- **Exercise requirements**:
Read through the entries below and return each line with the word "title".

- **Recorded information**:
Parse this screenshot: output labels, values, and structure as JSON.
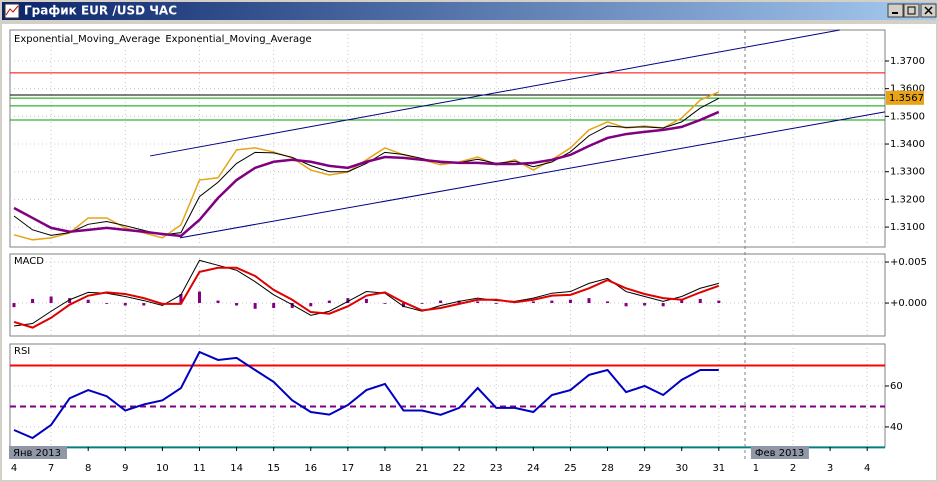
{
  "window": {
    "title": "График EUR /USD ЧАС"
  },
  "x_axis": {
    "xlim": [
      -0.108,
      23.48
    ],
    "x": [
      0,
      0.5,
      1,
      1.5,
      2,
      2.5,
      3,
      3.5,
      4,
      4.5,
      5,
      5.5,
      6,
      6.5,
      7,
      7.5,
      8,
      8.5,
      9,
      9.5,
      10,
      10.5,
      11,
      11.5,
      12,
      12.5,
      13,
      13.5,
      14,
      14.5,
      15,
      15.5,
      16,
      16.5,
      17,
      17.5,
      18,
      18.5,
      19
    ],
    "categories": [
      "4",
      "7",
      "8",
      "9",
      "10",
      "11",
      "14",
      "15",
      "16",
      "17",
      "18",
      "21",
      "22",
      "23",
      "24",
      "25",
      "28",
      "29",
      "30",
      "31",
      "1",
      "2",
      "3",
      "4"
    ],
    "month_labels": [
      {
        "label": "Янв 2013",
        "index": 0
      },
      {
        "label": "Фев 2013",
        "index": 20
      }
    ],
    "grid": true
  },
  "chart_data": [
    {
      "type": "line",
      "ylim": [
        1.3028,
        1.3812
      ],
      "yticks": [
        {
          "value": 1.37,
          "label": "1.3700"
        },
        {
          "value": 1.36,
          "label": "1.3600"
        },
        {
          "value": 1.35,
          "label": "1.3500"
        },
        {
          "value": 1.34,
          "label": "1.3400"
        },
        {
          "value": 1.33,
          "label": "1.3300"
        },
        {
          "value": 1.32,
          "label": "1.3200"
        },
        {
          "value": 1.31,
          "label": "1.3100"
        }
      ],
      "last_price": 1.3567,
      "series": [
        {
          "color": "#e8a317",
          "values": [
            1.3072,
            1.3054,
            1.3061,
            1.3079,
            1.3133,
            1.3133,
            1.3097,
            1.3079,
            1.3061,
            1.3108,
            1.327,
            1.3278,
            1.3379,
            1.3386,
            1.3371,
            1.335,
            1.3306,
            1.3288,
            1.3299,
            1.3343,
            1.3386,
            1.3361,
            1.3343,
            1.3325,
            1.3335,
            1.3353,
            1.3325,
            1.3343,
            1.3306,
            1.3343,
            1.3386,
            1.3451,
            1.348,
            1.3458,
            1.3465,
            1.3458,
            1.3494,
            1.3559,
            1.3588
          ]
        },
        {
          "name": "Exponential_Moving_Average",
          "color": "#000000",
          "values": [
            1.314,
            1.309,
            1.307,
            1.308,
            1.311,
            1.312,
            1.3105,
            1.3088,
            1.3072,
            1.308,
            1.321,
            1.3262,
            1.333,
            1.337,
            1.3368,
            1.3352,
            1.3322,
            1.33,
            1.33,
            1.333,
            1.337,
            1.3362,
            1.3348,
            1.3332,
            1.3333,
            1.3345,
            1.333,
            1.3338,
            1.3318,
            1.3335,
            1.3372,
            1.343,
            1.3465,
            1.346,
            1.3462,
            1.3458,
            1.348,
            1.353,
            1.3565
          ]
        },
        {
          "name": "Exponential_Moving_Average",
          "color": "#800080",
          "values": [
            1.3169,
            1.3133,
            1.3097,
            1.3083,
            1.309,
            1.3097,
            1.309,
            1.3083,
            1.3075,
            1.3068,
            1.3126,
            1.3205,
            1.327,
            1.3314,
            1.3336,
            1.3343,
            1.3336,
            1.3321,
            1.3314,
            1.3336,
            1.3353,
            1.335,
            1.3343,
            1.3336,
            1.3332,
            1.3332,
            1.3328,
            1.3328,
            1.3332,
            1.3343,
            1.3361,
            1.3393,
            1.3422,
            1.3436,
            1.3444,
            1.3451,
            1.3462,
            1.3487,
            1.3516
          ]
        }
      ],
      "levels": [
        {
          "value": 1.3657,
          "color": "#ff0000"
        },
        {
          "value": 1.3577,
          "color": "#000000"
        },
        {
          "value": 1.3566,
          "color": "#00a000"
        },
        {
          "value": 1.3538,
          "color": "#00a000"
        },
        {
          "value": 1.3487,
          "color": "#00a000"
        }
      ],
      "trend_lines": [
        {
          "x": [
            3.67,
            22.26
          ],
          "y": [
            1.3357,
            1.3812
          ],
          "color": "#000080"
        },
        {
          "x": [
            4.47,
            23.48
          ],
          "y": [
            1.3061,
            1.3516
          ],
          "color": "#000080"
        }
      ]
    },
    {
      "type": "macd",
      "title": "MACD",
      "ylim": [
        -0.00402,
        0.00598
      ],
      "yticks": [
        {
          "value": 0.005,
          "label": "+0.005"
        },
        {
          "value": 0,
          "label": "+0.000"
        }
      ],
      "series": [
        {
          "color": "#800080",
          "kind": "bar",
          "values": [
            -0.0005,
            0.0005,
            0.0008,
            0.0006,
            0.0004,
            -0.0001,
            -0.0003,
            -0.0003,
            -0.0002,
            0.0011,
            0.0014,
            0.0003,
            -0.0003,
            -0.0007,
            -0.0006,
            -0.0006,
            -0.0004,
            0.0003,
            0.0006,
            0.0005,
            -0.0001,
            -0.0005,
            -0.0001,
            0.0003,
            0.0003,
            0.0002,
            -0.0001,
            0.0001,
            0.0002,
            0.0003,
            0.0004,
            0.0006,
            0.0002,
            -0.0004,
            -0.0003,
            -0.0004,
            0.0004,
            0.0005,
            0.0003
          ]
        },
        {
          "color": "#000000",
          "kind": "line",
          "values": [
            -0.0028,
            -0.0025,
            -0.001,
            0.0004,
            0.0013,
            0.0012,
            0.0008,
            0.0003,
            -0.0003,
            0.001,
            0.0052,
            0.0046,
            0.004,
            0.0026,
            0.001,
            -0.0002,
            -0.0015,
            -0.001,
            0.0002,
            0.0014,
            0.0012,
            -0.0004,
            -0.001,
            -0.0003,
            0.0002,
            0.0006,
            0.0003,
            0.0002,
            0.0006,
            0.0012,
            0.0014,
            0.0024,
            0.003,
            0.0014,
            0.0008,
            0.0002,
            0.0008,
            0.0018,
            0.0024
          ]
        },
        {
          "color": "#e00000",
          "kind": "line",
          "values": [
            -0.0023,
            -0.003,
            -0.0018,
            -0.0002,
            0.0009,
            0.0013,
            0.0011,
            0.0006,
            -0.0001,
            -0.0001,
            0.0038,
            0.0043,
            0.0043,
            0.0033,
            0.0016,
            0.0004,
            -0.0011,
            -0.0013,
            -0.0004,
            0.0009,
            0.0013,
            0.0001,
            -0.0009,
            -0.0006,
            -0.0001,
            0.0004,
            0.0004,
            0.0001,
            0.0004,
            0.0009,
            0.001,
            0.0018,
            0.0028,
            0.0018,
            0.0011,
            0.0006,
            0.0004,
            0.0013,
            0.0021
          ]
        }
      ]
    },
    {
      "type": "rsi",
      "title": "RSI",
      "ylim": [
        30.2,
        80.5
      ],
      "yticks": [
        60,
        40
      ],
      "series": [
        {
          "color": "#0000c0",
          "kind": "line",
          "values": [
            38.5,
            34.6,
            41,
            54,
            58,
            55,
            48,
            51,
            53,
            59,
            76.6,
            72.7,
            73.7,
            67.8,
            62,
            53,
            47.3,
            46,
            50.7,
            58,
            61,
            48,
            48,
            45.9,
            49.3,
            59,
            49.3,
            49.3,
            47.3,
            55.6,
            58,
            65.4,
            67.8,
            57,
            60,
            55.6,
            63,
            67.8,
            67.8
          ]
        }
      ],
      "levels": [
        {
          "value": 70,
          "color": "#ff0000"
        },
        {
          "value": 50,
          "color": "#800080",
          "dash": true
        },
        {
          "value": 30,
          "color": "#008080"
        }
      ]
    }
  ]
}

- **Task result**:
    "title": "График EUR /USD ЧАС"
      "title": "MACD",
      "title": "RSI",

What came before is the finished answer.